* _PROBLEM REQUIREMENTS_:
Write the listing below out again exactly, dropping the images.

* _DATA EXCERPTS_:
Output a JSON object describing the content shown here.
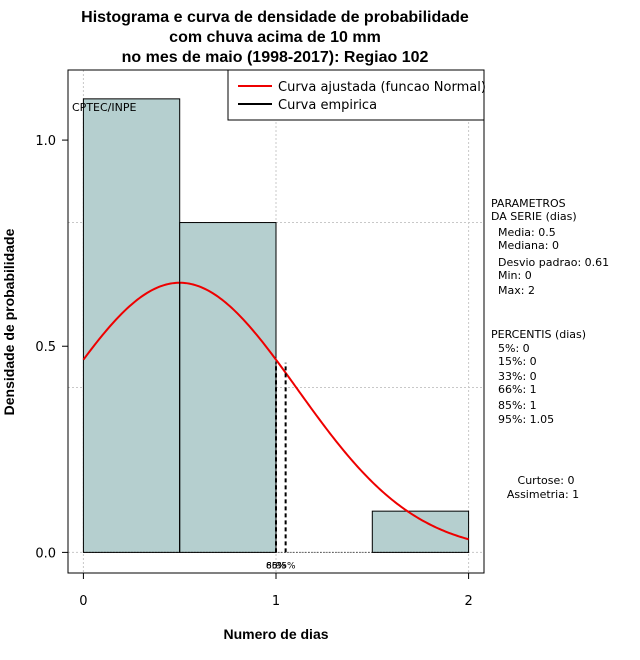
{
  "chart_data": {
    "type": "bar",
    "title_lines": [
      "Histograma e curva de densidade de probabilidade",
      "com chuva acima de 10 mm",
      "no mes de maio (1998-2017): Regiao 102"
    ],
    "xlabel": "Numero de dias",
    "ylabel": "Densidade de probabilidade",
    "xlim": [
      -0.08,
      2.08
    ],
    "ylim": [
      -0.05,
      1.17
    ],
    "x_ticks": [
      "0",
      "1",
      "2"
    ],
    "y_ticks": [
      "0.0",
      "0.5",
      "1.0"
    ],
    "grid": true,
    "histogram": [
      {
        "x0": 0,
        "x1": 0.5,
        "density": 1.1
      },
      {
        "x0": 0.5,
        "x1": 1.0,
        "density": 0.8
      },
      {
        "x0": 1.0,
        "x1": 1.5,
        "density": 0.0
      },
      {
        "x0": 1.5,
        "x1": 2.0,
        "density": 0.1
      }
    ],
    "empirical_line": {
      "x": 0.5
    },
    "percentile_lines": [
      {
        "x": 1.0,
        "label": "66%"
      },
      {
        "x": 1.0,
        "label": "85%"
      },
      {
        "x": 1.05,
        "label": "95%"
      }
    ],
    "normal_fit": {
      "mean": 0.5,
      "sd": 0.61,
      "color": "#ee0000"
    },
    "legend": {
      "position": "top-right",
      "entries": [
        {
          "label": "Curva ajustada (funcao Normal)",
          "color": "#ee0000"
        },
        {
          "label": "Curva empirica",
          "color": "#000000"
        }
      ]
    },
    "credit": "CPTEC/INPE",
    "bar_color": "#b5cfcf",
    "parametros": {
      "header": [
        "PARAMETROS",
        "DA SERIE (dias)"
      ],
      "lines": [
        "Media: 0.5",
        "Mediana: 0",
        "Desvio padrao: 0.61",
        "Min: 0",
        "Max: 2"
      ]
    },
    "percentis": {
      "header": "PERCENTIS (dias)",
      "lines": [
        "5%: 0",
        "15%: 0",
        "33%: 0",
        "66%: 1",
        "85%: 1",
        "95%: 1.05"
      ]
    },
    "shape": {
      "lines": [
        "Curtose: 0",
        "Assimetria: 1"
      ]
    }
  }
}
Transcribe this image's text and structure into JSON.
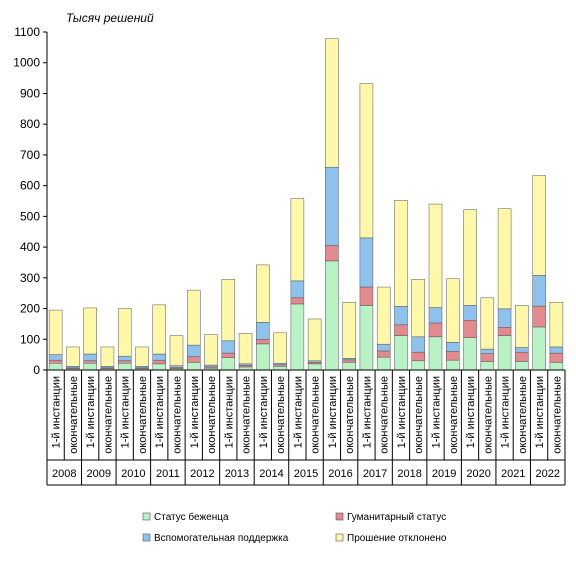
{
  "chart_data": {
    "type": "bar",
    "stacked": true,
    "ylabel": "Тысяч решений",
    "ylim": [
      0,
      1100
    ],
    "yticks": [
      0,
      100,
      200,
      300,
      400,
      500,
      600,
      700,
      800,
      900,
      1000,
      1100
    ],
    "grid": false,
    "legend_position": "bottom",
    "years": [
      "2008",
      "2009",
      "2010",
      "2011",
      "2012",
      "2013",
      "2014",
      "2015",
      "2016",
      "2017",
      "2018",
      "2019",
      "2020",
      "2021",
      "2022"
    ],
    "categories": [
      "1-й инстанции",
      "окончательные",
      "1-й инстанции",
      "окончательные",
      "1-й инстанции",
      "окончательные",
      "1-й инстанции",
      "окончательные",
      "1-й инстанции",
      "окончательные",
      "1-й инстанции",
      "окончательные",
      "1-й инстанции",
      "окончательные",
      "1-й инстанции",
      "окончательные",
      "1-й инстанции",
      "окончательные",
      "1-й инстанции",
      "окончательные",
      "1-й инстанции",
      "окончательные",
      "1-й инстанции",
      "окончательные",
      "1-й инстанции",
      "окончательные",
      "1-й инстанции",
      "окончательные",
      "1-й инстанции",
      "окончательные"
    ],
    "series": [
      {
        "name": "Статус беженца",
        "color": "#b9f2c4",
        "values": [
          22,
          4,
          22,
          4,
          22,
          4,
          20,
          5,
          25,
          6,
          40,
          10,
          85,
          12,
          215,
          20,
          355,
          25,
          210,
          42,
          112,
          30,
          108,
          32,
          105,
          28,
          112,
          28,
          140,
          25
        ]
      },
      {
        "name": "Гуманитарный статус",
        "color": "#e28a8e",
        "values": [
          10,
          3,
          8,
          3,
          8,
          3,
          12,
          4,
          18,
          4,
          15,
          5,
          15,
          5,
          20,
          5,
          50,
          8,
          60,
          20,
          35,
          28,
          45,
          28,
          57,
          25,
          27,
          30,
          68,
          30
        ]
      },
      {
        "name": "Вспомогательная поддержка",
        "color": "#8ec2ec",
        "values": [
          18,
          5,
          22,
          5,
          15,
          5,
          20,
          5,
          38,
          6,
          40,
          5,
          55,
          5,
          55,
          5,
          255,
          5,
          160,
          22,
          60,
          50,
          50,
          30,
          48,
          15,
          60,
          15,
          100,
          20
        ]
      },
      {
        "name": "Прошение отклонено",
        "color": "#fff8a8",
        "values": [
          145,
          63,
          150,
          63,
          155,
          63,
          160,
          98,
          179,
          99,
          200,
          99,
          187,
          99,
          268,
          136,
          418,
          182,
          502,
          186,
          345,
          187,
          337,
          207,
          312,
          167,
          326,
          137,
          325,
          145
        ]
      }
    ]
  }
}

* _WORKED ANSWER_:
Output a JSON object describing the content shown here.
{
  "chart_data": {
    "type": "bar",
    "title_lines": [
      "Histograma e curva de densidade de probabilidade",
      "com chuva acima de 10 mm",
      "no mes de maio (1998-2017): Regiao 102"
    ],
    "xlabel": "Numero de dias",
    "ylabel": "Densidade de probabilidade",
    "xlim": [
      -0.08,
      2.08
    ],
    "ylim": [
      -0.05,
      1.17
    ],
    "x_ticks": [
      "0",
      "1",
      "2"
    ],
    "y_ticks": [
      "0.0",
      "0.5",
      "1.0"
    ],
    "grid": true,
    "histogram": [
      {
        "x0": 0,
        "x1": 0.5,
        "density": 1.1
      },
      {
        "x0": 0.5,
        "x1": 1.0,
        "density": 0.8
      },
      {
        "x0": 1.0,
        "x1": 1.5,
        "density": 0.0
      },
      {
        "x0": 1.5,
        "x1": 2.0,
        "density": 0.1
      }
    ],
    "empirical_line": {
      "x": 0.5
    },
    "percentile_lines": [
      {
        "x": 1.0,
        "label": "66%"
      },
      {
        "x": 1.0,
        "label": "85%"
      },
      {
        "x": 1.05,
        "label": "95%"
      }
    ],
    "normal_fit": {
      "mean": 0.5,
      "sd": 0.61,
      "color": "#ee0000"
    },
    "legend": {
      "position": "top-right",
      "entries": [
        {
          "label": "Curva ajustada (funcao Normal)",
          "color": "#ee0000"
        },
        {
          "label": "Curva empirica",
          "color": "#000000"
        }
      ]
    },
    "credit": "CPTEC/INPE",
    "bar_color": "#b5cfcf",
    "parametros": {
      "header": [
        "PARAMETROS",
        "DA SERIE (dias)"
      ],
      "lines": [
        "Media: 0.5",
        "Mediana: 0",
        "Desvio padrao: 0.61",
        "Min: 0",
        "Max: 2"
      ]
    },
    "percentis": {
      "header": "PERCENTIS (dias)",
      "lines": [
        "5%: 0",
        "15%: 0",
        "33%: 0",
        "66%: 1",
        "85%: 1",
        "95%: 1.05"
      ]
    },
    "shape": {
      "lines": [
        "Curtose: 0",
        "Assimetria: 1"
      ]
    }
  }
}
Transcribe this image's text and structure into JSON.
{
  "chart_data": {
    "type": "bar",
    "stacked": true,
    "ylabel": "Тысяч решений",
    "ylim": [
      0,
      1100
    ],
    "yticks": [
      0,
      100,
      200,
      300,
      400,
      500,
      600,
      700,
      800,
      900,
      1000,
      1100
    ],
    "grid": false,
    "legend_position": "bottom",
    "years": [
      "2008",
      "2009",
      "2010",
      "2011",
      "2012",
      "2013",
      "2014",
      "2015",
      "2016",
      "2017",
      "2018",
      "2019",
      "2020",
      "2021",
      "2022"
    ],
    "categories": [
      "1-й инстанции",
      "окончательные",
      "1-й инстанции",
      "окончательные",
      "1-й инстанции",
      "окончательные",
      "1-й инстанции",
      "окончательные",
      "1-й инстанции",
      "окончательные",
      "1-й инстанции",
      "окончательные",
      "1-й инстанции",
      "окончательные",
      "1-й инстанции",
      "окончательные",
      "1-й инстанции",
      "окончательные",
      "1-й инстанции",
      "окончательные",
      "1-й инстанции",
      "окончательные",
      "1-й инстанции",
      "окончательные",
      "1-й инстанции",
      "окончательные",
      "1-й инстанции",
      "окончательные",
      "1-й инстанции",
      "окончательные"
    ],
    "series": [
      {
        "name": "Статус беженца",
        "color": "#b9f2c4",
        "values": [
          22,
          4,
          22,
          4,
          22,
          4,
          20,
          5,
          25,
          6,
          40,
          10,
          85,
          12,
          215,
          20,
          355,
          25,
          210,
          42,
          112,
          30,
          108,
          32,
          105,
          28,
          112,
          28,
          140,
          25
        ]
      },
      {
        "name": "Гуманитарный статус",
        "color": "#e28a8e",
        "values": [
          10,
          3,
          8,
          3,
          8,
          3,
          12,
          4,
          18,
          4,
          15,
          5,
          15,
          5,
          20,
          5,
          50,
          8,
          60,
          20,
          35,
          28,
          45,
          28,
          57,
          25,
          27,
          30,
          68,
          30
        ]
      },
      {
        "name": "Вспомогательная поддержка",
        "color": "#8ec2ec",
        "values": [
          18,
          5,
          22,
          5,
          15,
          5,
          20,
          5,
          38,
          6,
          40,
          5,
          55,
          5,
          55,
          5,
          255,
          5,
          160,
          22,
          60,
          50,
          50,
          30,
          48,
          15,
          60,
          15,
          100,
          20
        ]
      },
      {
        "name": "Прошение отклонено",
        "color": "#fff8a8",
        "values": [
          145,
          63,
          150,
          63,
          155,
          63,
          160,
          98,
          179,
          99,
          200,
          99,
          187,
          99,
          268,
          136,
          418,
          182,
          502,
          186,
          345,
          187,
          337,
          207,
          312,
          167,
          326,
          137,
          325,
          145
        ]
      }
    ]
  }
}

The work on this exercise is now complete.